**GIVEN PROBLEM**
Restate, word for word, every line of the data.
[BEGIN DATA SHOWN]
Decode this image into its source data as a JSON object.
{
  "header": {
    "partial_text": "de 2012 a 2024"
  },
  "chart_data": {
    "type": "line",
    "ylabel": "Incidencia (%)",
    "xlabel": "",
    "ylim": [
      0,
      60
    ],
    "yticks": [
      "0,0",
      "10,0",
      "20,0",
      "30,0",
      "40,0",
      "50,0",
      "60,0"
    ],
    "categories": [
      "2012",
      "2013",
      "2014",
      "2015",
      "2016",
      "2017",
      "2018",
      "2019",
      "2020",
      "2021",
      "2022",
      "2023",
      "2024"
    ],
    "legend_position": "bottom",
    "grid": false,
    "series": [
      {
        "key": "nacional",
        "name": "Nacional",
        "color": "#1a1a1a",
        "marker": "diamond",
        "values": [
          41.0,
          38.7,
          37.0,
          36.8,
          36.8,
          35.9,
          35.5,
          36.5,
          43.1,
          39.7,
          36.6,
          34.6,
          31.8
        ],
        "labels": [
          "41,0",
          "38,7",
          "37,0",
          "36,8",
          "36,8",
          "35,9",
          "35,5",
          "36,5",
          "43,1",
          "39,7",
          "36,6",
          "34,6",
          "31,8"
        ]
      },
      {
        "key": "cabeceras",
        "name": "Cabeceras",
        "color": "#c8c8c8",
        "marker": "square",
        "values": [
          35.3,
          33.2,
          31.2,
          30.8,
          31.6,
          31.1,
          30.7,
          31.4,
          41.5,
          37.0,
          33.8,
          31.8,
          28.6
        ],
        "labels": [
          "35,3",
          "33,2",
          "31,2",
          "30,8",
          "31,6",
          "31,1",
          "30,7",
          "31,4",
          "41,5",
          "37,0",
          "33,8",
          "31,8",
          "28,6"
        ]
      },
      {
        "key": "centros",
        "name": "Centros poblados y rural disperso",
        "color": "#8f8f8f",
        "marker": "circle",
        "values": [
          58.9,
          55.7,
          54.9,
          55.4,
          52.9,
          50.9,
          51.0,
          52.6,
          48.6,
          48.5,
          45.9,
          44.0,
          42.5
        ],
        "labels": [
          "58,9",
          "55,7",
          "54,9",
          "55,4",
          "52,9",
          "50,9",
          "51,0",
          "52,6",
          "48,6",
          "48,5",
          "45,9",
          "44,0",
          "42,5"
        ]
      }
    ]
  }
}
[END DATA SHOWN]
**TASK SOLUTION**
Decode this image into its source data as a JSON object.
{
  "header": {
    "partial_text": "de 2012 a 2024"
  },
  "chart_data": {
    "type": "line",
    "ylabel": "Incidencia (%)",
    "xlabel": "",
    "ylim": [
      0,
      60
    ],
    "yticks": [
      "0,0",
      "10,0",
      "20,0",
      "30,0",
      "40,0",
      "50,0",
      "60,0"
    ],
    "categories": [
      "2012",
      "2013",
      "2014",
      "2015",
      "2016",
      "2017",
      "2018",
      "2019",
      "2020",
      "2021",
      "2022",
      "2023",
      "2024"
    ],
    "legend_position": "bottom",
    "grid": false,
    "series": [
      {
        "key": "nacional",
        "name": "Nacional",
        "color": "#1a1a1a",
        "marker": "diamond",
        "values": [
          41.0,
          38.7,
          37.0,
          36.8,
          36.8,
          35.9,
          35.5,
          36.5,
          43.1,
          39.7,
          36.6,
          34.6,
          31.8
        ],
        "labels": [
          "41,0",
          "38,7",
          "37,0",
          "36,8",
          "36,8",
          "35,9",
          "35,5",
          "36,5",
          "43,1",
          "39,7",
          "36,6",
          "34,6",
          "31,8"
        ]
      },
      {
        "key": "cabeceras",
        "name": "Cabeceras",
        "color": "#c8c8c8",
        "marker": "square",
        "values": [
          35.3,
          33.2,
          31.2,
          30.8,
          31.6,
          31.1,
          30.7,
          31.4,
          41.5,
          37.0,
          33.8,
          31.8,
          28.6
        ],
        "labels": [
          "35,3",
          "33,2",
          "31,2",
          "30,8",
          "31,6",
          "31,1",
          "30,7",
          "31,4",
          "41,5",
          "37,0",
          "33,8",
          "31,8",
          "28,6"
        ]
      },
      {
        "key": "centros",
        "name": "Centros poblados y rural disperso",
        "color": "#8f8f8f",
        "marker": "circle",
        "values": [
          58.9,
          55.7,
          54.9,
          55.4,
          52.9,
          50.9,
          51.0,
          52.6,
          48.6,
          48.5,
          45.9,
          44.0,
          42.5
        ],
        "labels": [
          "58,9",
          "55,7",
          "54,9",
          "55,4",
          "52,9",
          "50,9",
          "51,0",
          "52,6",
          "48,6",
          "48,5",
          "45,9",
          "44,0",
          "42,5"
        ]
      }
    ]
  }
}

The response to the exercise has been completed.